_Exercise directions_
In your copy, leave out the pictures and repeat the entries below exactly.

_Records_
-- BEGIN --
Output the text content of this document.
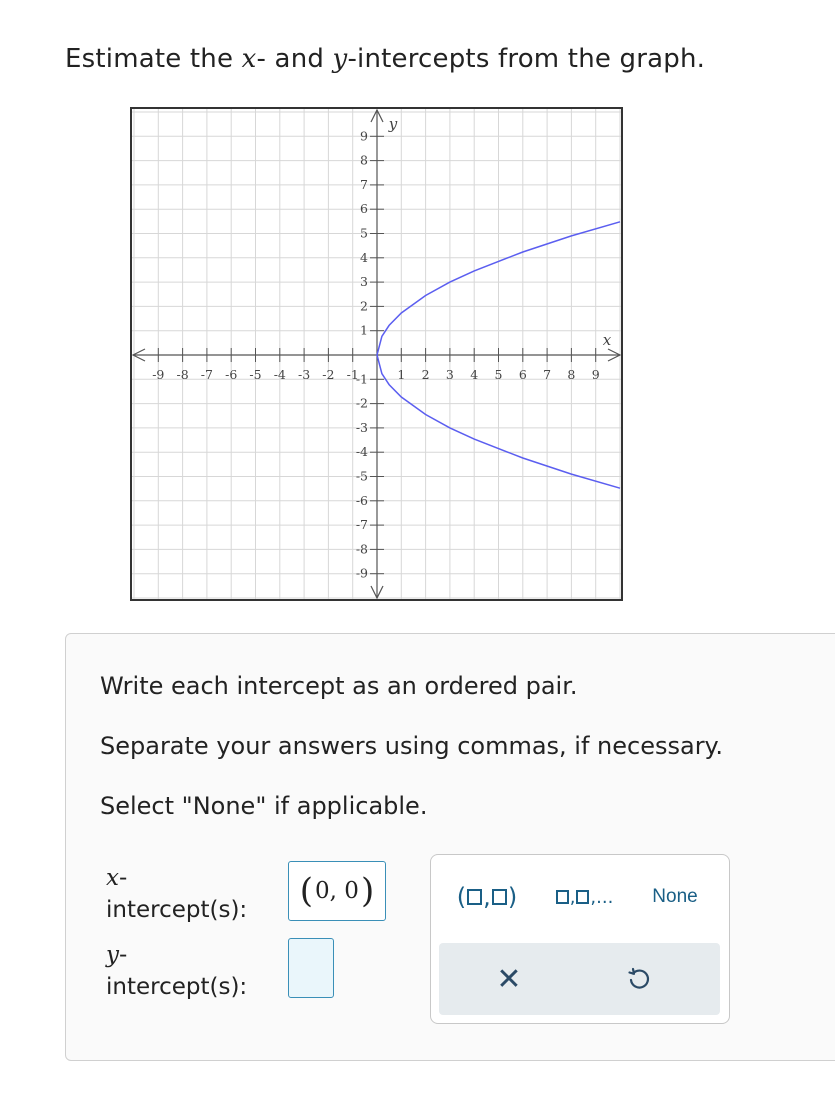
Estimate the x- and y-intercepts from the graph.
-9 -8 -7 -6 -5 -4 -3 -2 -1	1 2 3 4 5 6 7 8 9
9
8
7
6
5
4
3
2
1
-1
-2
-3
-4
-5
-6
-7
-8
-9
x
y
Write each intercept as an ordered pair.
Separate your answers using commas, if necessary.
Select "None" if applicable.
x-
intercept(s): ( 0, 0 )
y-
intercept(s):
( , )	, ,...	None
✕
-- END --
_Answer in full_
Output the text content of this document.
Estimate the x- and y-intercepts from the graph.
-9 -8 -7 -6 -5 -4 -3 -2 -1	1 2 3 4 5 6 7 8 9
9
8
7
6
5
4
3
2
1
-1
-2
-3
-4
-5
-6
-7
-8
-9
x
y
Write each intercept as an ordered pair.
Separate your answers using commas, if necessary.
Select "None" if applicable.
x-
intercept(s): ( 0, 0 )
y-
intercept(s):
( , )	, ,...	None
✕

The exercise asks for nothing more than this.